Omit every picture and output the rest of the records exactly as they are.

▸ **Entries**:
----------------------------------------

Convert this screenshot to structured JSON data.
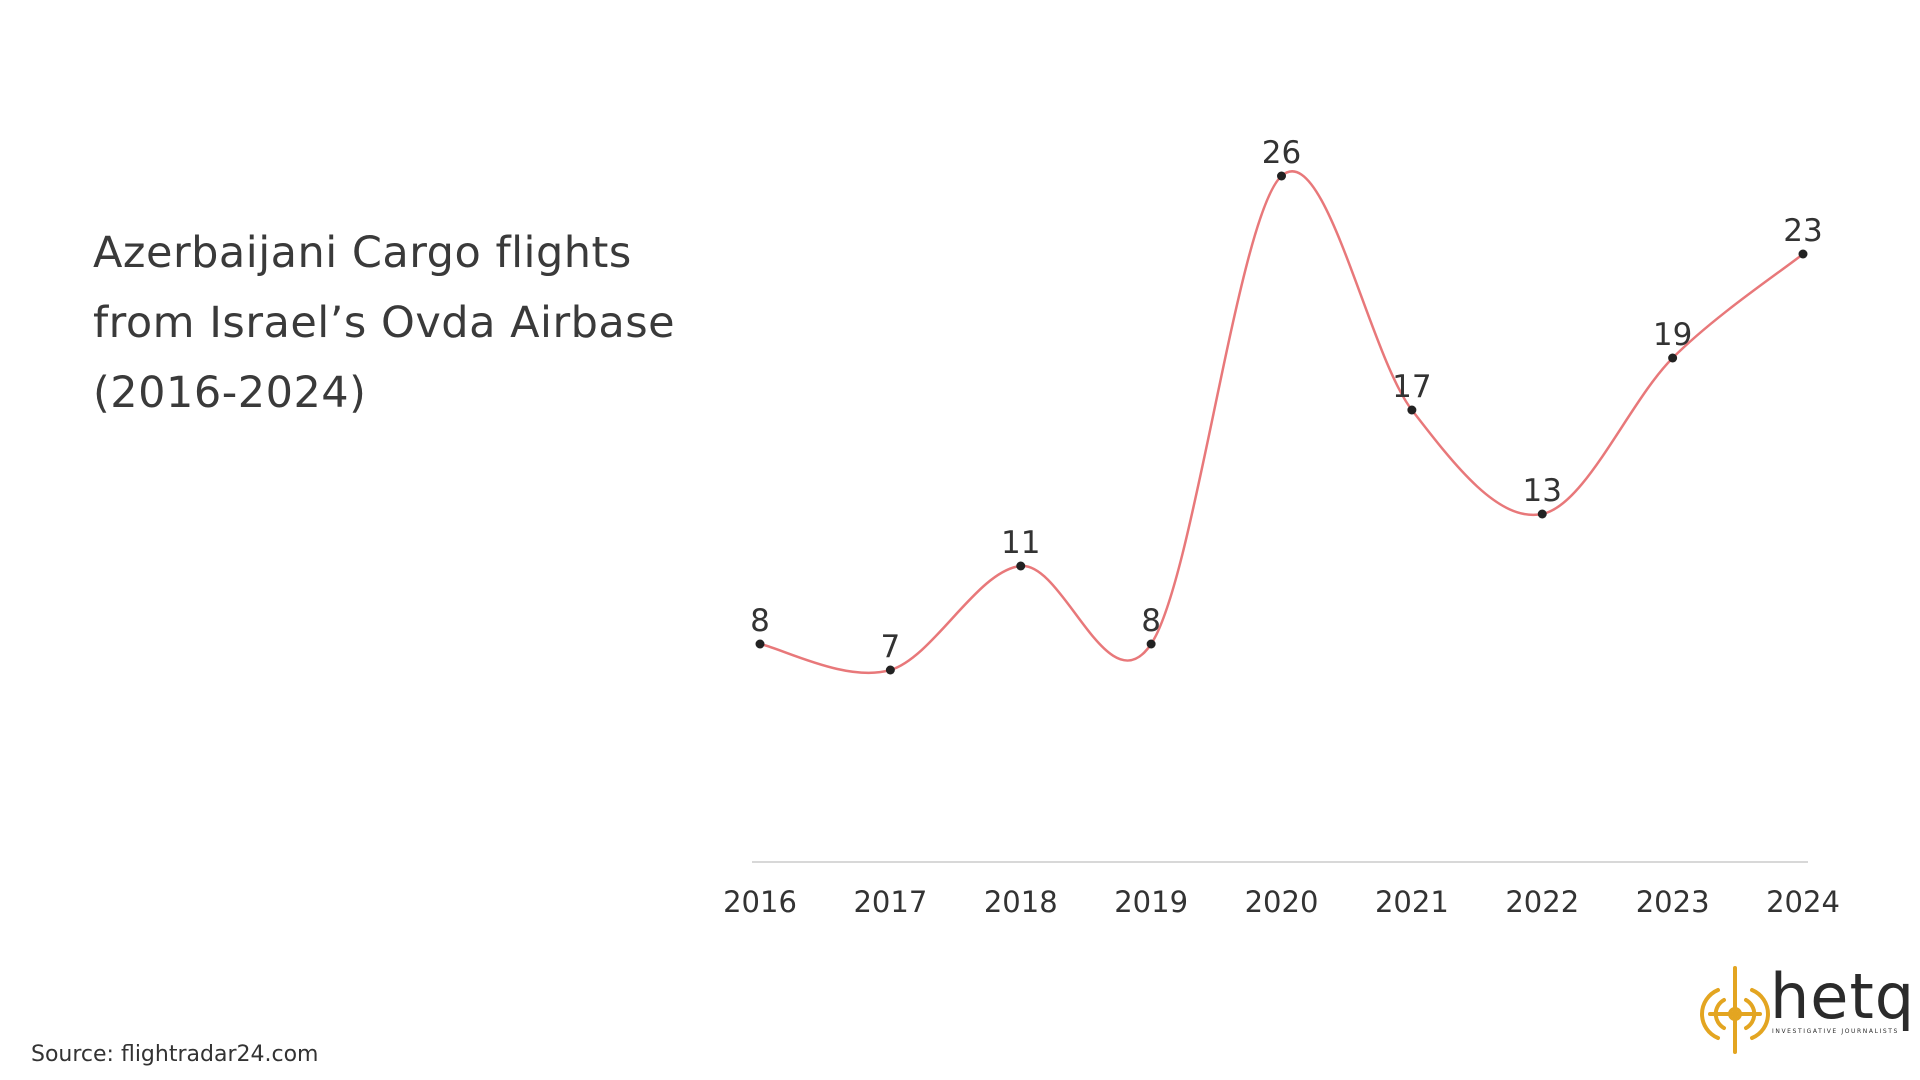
{
  "title": "Azerbaijani Cargo flights\nfrom Israel’s Ovda Airbase\n(2016-2024)",
  "source": "Source: flightradar24.com",
  "logo": {
    "word": "hetq",
    "tagline": "INVESTIGATIVE JOURNALISTS",
    "color": "#E3A521"
  },
  "colors": {
    "line": "#E8787A",
    "point": "#222222",
    "axis": "#cccccc",
    "text": "#333333"
  },
  "chart_data": {
    "type": "line",
    "title": "Azerbaijani Cargo flights from Israel’s Ovda Airbase (2016-2024)",
    "x": [
      "2016",
      "2017",
      "2018",
      "2019",
      "2020",
      "2021",
      "2022",
      "2023",
      "2024"
    ],
    "series": [
      {
        "values": [
          8,
          7,
          11,
          8,
          26,
          17,
          13,
          19,
          23
        ]
      }
    ],
    "ylim": [
      0,
      26
    ],
    "grid": false,
    "legend": "none",
    "data_labels": true,
    "smooth": true
  }
}
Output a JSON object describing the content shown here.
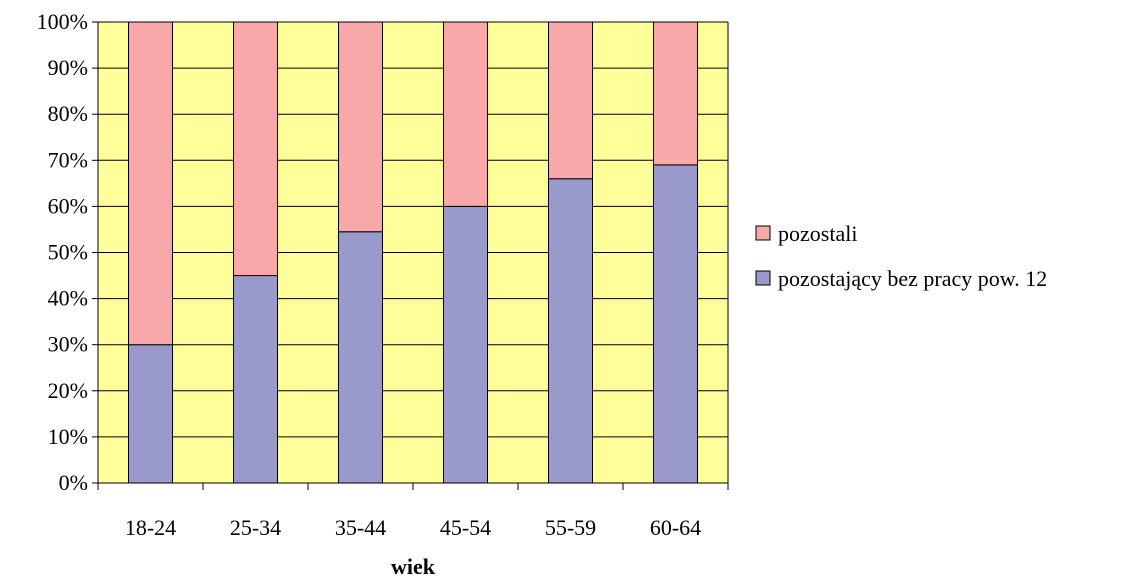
{
  "chart_data": {
    "type": "bar",
    "stacked": true,
    "categories": [
      "18-24",
      "25-34",
      "35-44",
      "45-54",
      "55-59",
      "60-64"
    ],
    "series": [
      {
        "name": "pozostający bez pracy pow. 12",
        "values": [
          30,
          45,
          54.5,
          60,
          66,
          69
        ],
        "color": "#9999cc"
      },
      {
        "name": "pozostali",
        "values": [
          70,
          55,
          45.5,
          40,
          34,
          31
        ],
        "color": "#f8a8a8"
      }
    ],
    "xlabel": "wiek",
    "ylabel": "",
    "ylim": [
      0,
      100
    ],
    "yticks": [
      "0%",
      "10%",
      "20%",
      "30%",
      "40%",
      "50%",
      "60%",
      "70%",
      "80%",
      "90%",
      "100%"
    ],
    "grid": true,
    "legend_position": "right",
    "legend_order": [
      "pozostali",
      "pozostający bez pracy pow. 12"
    ],
    "plot_background": "#ffff99"
  }
}
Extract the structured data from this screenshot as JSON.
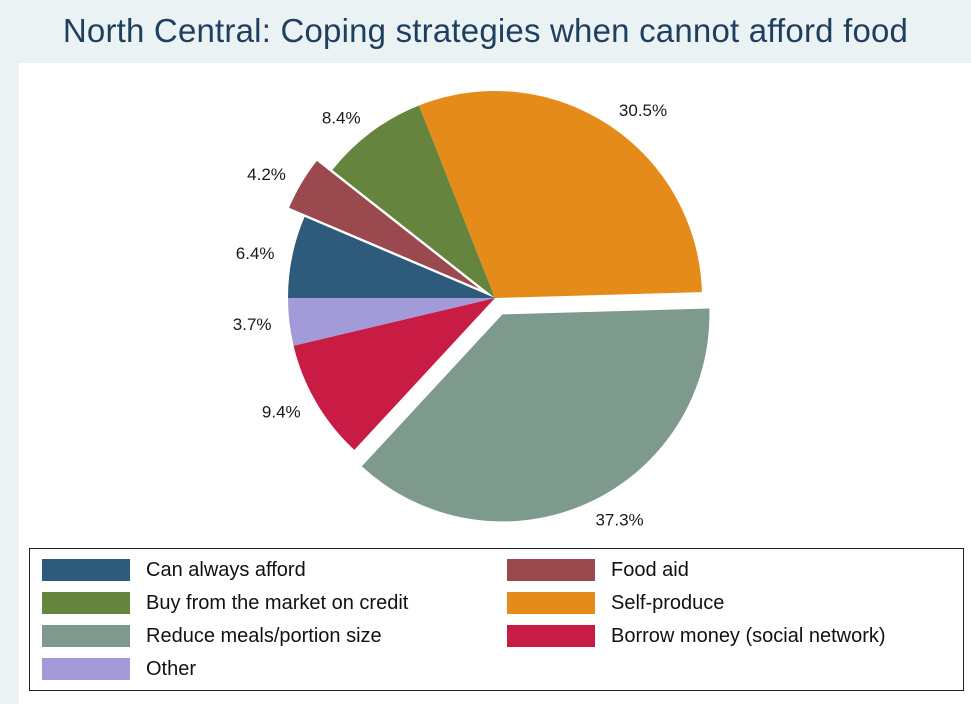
{
  "chart_data": {
    "type": "pie",
    "title": "North Central: Coping strategies when cannot afford food",
    "slices": [
      {
        "label": "Can always afford",
        "value": 6.4,
        "value_label": "6.4%",
        "color": "#2e5a7c",
        "exploded": false
      },
      {
        "label": "Food aid",
        "value": 4.2,
        "value_label": "4.2%",
        "color": "#9a4a4f",
        "exploded": true
      },
      {
        "label": "Buy from the market on credit",
        "value": 8.4,
        "value_label": "8.4%",
        "color": "#65843e",
        "exploded": false
      },
      {
        "label": "Self-produce",
        "value": 30.5,
        "value_label": "30.5%",
        "color": "#e58b1a",
        "exploded": false
      },
      {
        "label": "Reduce meals/portion size",
        "value": 37.3,
        "value_label": "37.3%",
        "color": "#7e9a8d",
        "exploded": true
      },
      {
        "label": "Borrow money (social network)",
        "value": 9.4,
        "value_label": "9.4%",
        "color": "#c81c44",
        "exploded": false
      },
      {
        "label": "Other",
        "value": 3.7,
        "value_label": "3.7%",
        "color": "#a39bd9",
        "exploded": false
      }
    ],
    "legend": {
      "placement": "bottom",
      "columns": 2,
      "entries": [
        "Can always afford",
        "Food aid",
        "Buy from the market on credit",
        "Self-produce",
        "Reduce meals/portion size",
        "Borrow money (social network)",
        "Other"
      ]
    }
  }
}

----------------------------------------

▸ **Exercise response**:
Convert this screenshot to structured JSON data.
{
  "title": "Azerbaijani Cargo flights\nfrom Israel’s Ovda Airbase\n(2016-2024)",
  "source": "Source: flightradar24.com",
  "logo": {
    "word": "hetq",
    "tagline": "INVESTIGATIVE JOURNALISTS",
    "color": "#E3A521"
  },
  "colors": {
    "line": "#E8787A",
    "point": "#222222",
    "axis": "#cccccc",
    "text": "#333333"
  },
  "chart_data": {
    "type": "line",
    "title": "Azerbaijani Cargo flights from Israel’s Ovda Airbase (2016-2024)",
    "x": [
      "2016",
      "2017",
      "2018",
      "2019",
      "2020",
      "2021",
      "2022",
      "2023",
      "2024"
    ],
    "series": [
      {
        "values": [
          8,
          7,
          11,
          8,
          26,
          17,
          13,
          19,
          23
        ]
      }
    ],
    "ylim": [
      0,
      26
    ],
    "grid": false,
    "legend": "none",
    "data_labels": true,
    "smooth": true
  }
}
Output a JSON object describing the content shown here.
{
  "chart_data": {
    "type": "bar",
    "stacked": true,
    "categories": [
      "18-24",
      "25-34",
      "35-44",
      "45-54",
      "55-59",
      "60-64"
    ],
    "series": [
      {
        "name": "pozostający bez pracy pow. 12",
        "values": [
          30,
          45,
          54.5,
          60,
          66,
          69
        ],
        "color": "#9999cc"
      },
      {
        "name": "pozostali",
        "values": [
          70,
          55,
          45.5,
          40,
          34,
          31
        ],
        "color": "#f8a8a8"
      }
    ],
    "xlabel": "wiek",
    "ylabel": "",
    "ylim": [
      0,
      100
    ],
    "yticks": [
      "0%",
      "10%",
      "20%",
      "30%",
      "40%",
      "50%",
      "60%",
      "70%",
      "80%",
      "90%",
      "100%"
    ],
    "grid": true,
    "legend_position": "right",
    "legend_order": [
      "pozostali",
      "pozostający bez pracy pow. 12"
    ],
    "plot_background": "#ffff99"
  }
}
Extract the structured data from this screenshot as JSON.
{
  "chart_data": {
    "type": "pie",
    "title": "North Central: Coping strategies when cannot afford food",
    "slices": [
      {
        "label": "Can always afford",
        "value": 6.4,
        "value_label": "6.4%",
        "color": "#2e5a7c",
        "exploded": false
      },
      {
        "label": "Food aid",
        "value": 4.2,
        "value_label": "4.2%",
        "color": "#9a4a4f",
        "exploded": true
      },
      {
        "label": "Buy from the market on credit",
        "value": 8.4,
        "value_label": "8.4%",
        "color": "#65843e",
        "exploded": false
      },
      {
        "label": "Self-produce",
        "value": 30.5,
        "value_label": "30.5%",
        "color": "#e58b1a",
        "exploded": false
      },
      {
        "label": "Reduce meals/portion size",
        "value": 37.3,
        "value_label": "37.3%",
        "color": "#7e9a8d",
        "exploded": true
      },
      {
        "label": "Borrow money (social network)",
        "value": 9.4,
        "value_label": "9.4%",
        "color": "#c81c44",
        "exploded": false
      },
      {
        "label": "Other",
        "value": 3.7,
        "value_label": "3.7%",
        "color": "#a39bd9",
        "exploded": false
      }
    ],
    "legend": {
      "placement": "bottom",
      "columns": 2,
      "entries": [
        "Can always afford",
        "Food aid",
        "Buy from the market on credit",
        "Self-produce",
        "Reduce meals/portion size",
        "Borrow money (social network)",
        "Other"
      ]
    }
  }
}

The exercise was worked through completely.